▶ _Source records_:
##############################

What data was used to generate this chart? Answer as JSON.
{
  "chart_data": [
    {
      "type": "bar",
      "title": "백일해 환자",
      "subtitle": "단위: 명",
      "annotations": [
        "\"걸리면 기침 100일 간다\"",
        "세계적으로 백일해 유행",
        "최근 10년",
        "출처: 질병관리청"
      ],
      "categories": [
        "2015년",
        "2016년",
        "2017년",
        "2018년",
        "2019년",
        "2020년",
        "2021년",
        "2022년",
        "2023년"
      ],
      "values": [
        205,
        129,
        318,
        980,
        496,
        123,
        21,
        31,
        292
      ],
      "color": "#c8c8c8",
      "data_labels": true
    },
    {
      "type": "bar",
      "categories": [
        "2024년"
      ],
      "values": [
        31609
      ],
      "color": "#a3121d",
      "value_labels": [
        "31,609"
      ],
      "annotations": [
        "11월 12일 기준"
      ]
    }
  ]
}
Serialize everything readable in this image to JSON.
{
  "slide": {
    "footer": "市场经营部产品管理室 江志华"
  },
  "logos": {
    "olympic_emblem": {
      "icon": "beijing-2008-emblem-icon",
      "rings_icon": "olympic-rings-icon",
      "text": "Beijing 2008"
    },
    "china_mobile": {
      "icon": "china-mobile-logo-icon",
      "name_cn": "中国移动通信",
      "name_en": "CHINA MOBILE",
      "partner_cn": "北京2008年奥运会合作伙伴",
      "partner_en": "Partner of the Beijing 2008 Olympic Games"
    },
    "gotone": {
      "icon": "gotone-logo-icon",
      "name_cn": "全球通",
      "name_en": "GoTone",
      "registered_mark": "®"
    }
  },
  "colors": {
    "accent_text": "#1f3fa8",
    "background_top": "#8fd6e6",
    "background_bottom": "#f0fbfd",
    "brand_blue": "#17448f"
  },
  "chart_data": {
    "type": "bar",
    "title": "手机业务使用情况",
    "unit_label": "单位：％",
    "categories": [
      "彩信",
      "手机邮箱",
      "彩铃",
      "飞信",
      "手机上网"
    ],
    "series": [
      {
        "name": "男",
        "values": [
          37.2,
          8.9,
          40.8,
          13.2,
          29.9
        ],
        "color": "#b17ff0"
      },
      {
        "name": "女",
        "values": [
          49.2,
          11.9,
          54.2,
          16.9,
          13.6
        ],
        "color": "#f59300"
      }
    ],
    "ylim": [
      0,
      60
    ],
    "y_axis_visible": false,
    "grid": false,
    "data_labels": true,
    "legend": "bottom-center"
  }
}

##############################

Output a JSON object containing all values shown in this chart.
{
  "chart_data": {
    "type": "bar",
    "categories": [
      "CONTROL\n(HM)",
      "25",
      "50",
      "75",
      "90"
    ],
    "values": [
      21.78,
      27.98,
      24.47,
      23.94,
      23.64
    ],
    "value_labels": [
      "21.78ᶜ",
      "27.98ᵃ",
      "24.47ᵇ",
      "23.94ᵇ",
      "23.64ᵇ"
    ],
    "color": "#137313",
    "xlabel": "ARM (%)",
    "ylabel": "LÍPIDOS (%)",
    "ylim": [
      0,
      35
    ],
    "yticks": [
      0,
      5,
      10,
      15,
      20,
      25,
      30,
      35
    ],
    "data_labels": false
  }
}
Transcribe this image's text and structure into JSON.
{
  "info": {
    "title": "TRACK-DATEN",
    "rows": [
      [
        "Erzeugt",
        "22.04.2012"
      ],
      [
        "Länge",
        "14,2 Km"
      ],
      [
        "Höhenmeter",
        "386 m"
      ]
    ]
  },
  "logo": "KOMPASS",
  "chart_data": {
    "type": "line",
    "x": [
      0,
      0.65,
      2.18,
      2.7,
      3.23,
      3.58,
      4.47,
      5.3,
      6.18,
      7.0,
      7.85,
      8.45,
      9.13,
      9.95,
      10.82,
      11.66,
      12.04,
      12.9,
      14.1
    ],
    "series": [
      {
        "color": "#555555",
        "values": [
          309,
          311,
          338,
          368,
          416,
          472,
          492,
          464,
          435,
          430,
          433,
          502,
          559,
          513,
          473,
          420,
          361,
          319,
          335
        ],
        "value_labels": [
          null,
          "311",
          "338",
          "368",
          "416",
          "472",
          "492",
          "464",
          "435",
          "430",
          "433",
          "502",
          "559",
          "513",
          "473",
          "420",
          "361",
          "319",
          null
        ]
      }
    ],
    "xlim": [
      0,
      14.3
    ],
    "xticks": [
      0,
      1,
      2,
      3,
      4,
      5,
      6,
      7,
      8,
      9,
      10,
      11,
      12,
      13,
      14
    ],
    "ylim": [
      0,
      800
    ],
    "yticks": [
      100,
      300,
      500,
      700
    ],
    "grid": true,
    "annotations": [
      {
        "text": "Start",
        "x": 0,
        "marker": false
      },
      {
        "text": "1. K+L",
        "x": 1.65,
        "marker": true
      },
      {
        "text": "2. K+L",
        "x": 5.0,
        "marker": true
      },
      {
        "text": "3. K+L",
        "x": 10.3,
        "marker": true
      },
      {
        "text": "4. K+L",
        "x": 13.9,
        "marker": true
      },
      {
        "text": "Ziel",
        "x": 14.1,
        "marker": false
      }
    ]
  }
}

##############################

▶ _Goal_: Check each line above for the string "false" and report how many lines have it, giving only the number.

▶ _Exercise solution_: 5